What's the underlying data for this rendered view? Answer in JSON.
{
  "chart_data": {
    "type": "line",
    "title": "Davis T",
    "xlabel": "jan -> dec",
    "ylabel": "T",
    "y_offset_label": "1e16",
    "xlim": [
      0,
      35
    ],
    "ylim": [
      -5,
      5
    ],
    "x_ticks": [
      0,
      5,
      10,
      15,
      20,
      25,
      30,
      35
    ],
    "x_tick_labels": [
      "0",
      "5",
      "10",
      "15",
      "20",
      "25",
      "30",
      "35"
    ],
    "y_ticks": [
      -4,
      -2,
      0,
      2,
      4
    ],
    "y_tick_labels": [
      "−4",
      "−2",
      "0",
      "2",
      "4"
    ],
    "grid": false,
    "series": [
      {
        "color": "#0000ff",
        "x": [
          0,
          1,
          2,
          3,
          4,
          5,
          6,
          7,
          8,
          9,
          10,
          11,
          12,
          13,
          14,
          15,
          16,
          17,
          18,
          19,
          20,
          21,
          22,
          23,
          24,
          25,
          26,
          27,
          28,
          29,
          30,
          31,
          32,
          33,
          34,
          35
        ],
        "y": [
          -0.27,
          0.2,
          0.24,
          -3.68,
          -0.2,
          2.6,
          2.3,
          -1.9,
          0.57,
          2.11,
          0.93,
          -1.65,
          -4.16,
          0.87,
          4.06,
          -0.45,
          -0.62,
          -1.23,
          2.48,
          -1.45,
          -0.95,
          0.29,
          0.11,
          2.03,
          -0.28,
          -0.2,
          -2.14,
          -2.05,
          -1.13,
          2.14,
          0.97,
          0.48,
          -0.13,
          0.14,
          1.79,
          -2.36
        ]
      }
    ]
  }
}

● SET TASK
Please restate the records in full, word for word.

● OUTPUT
What's the underlying data for this rendered view? Answer in JSON.
{
  "chart_data": {
    "type": "line",
    "title": "Davis T",
    "xlabel": "jan -> dec",
    "ylabel": "T",
    "y_offset_label": "1e16",
    "xlim": [
      0,
      35
    ],
    "ylim": [
      -5,
      5
    ],
    "x_ticks": [
      0,
      5,
      10,
      15,
      20,
      25,
      30,
      35
    ],
    "x_tick_labels": [
      "0",
      "5",
      "10",
      "15",
      "20",
      "25",
      "30",
      "35"
    ],
    "y_ticks": [
      -4,
      -2,
      0,
      2,
      4
    ],
    "y_tick_labels": [
      "−4",
      "−2",
      "0",
      "2",
      "4"
    ],
    "grid": false,
    "series": [
      {
        "color": "#0000ff",
        "x": [
          0,
          1,
          2,
          3,
          4,
          5,
          6,
          7,
          8,
          9,
          10,
          11,
          12,
          13,
          14,
          15,
          16,
          17,
          18,
          19,
          20,
          21,
          22,
          23,
          24,
          25,
          26,
          27,
          28,
          29,
          30,
          31,
          32,
          33,
          34,
          35
        ],
        "y": [
          -0.27,
          0.2,
          0.24,
          -3.68,
          -0.2,
          2.6,
          2.3,
          -1.9,
          0.57,
          2.11,
          0.93,
          -1.65,
          -4.16,
          0.87,
          4.06,
          -0.45,
          -0.62,
          -1.23,
          2.48,
          -1.45,
          -0.95,
          0.29,
          0.11,
          2.03,
          -0.28,
          -0.2,
          -2.14,
          -2.05,
          -1.13,
          2.14,
          0.97,
          0.48,
          -0.13,
          0.14,
          1.79,
          -2.36
        ]
      }
    ]
  }
}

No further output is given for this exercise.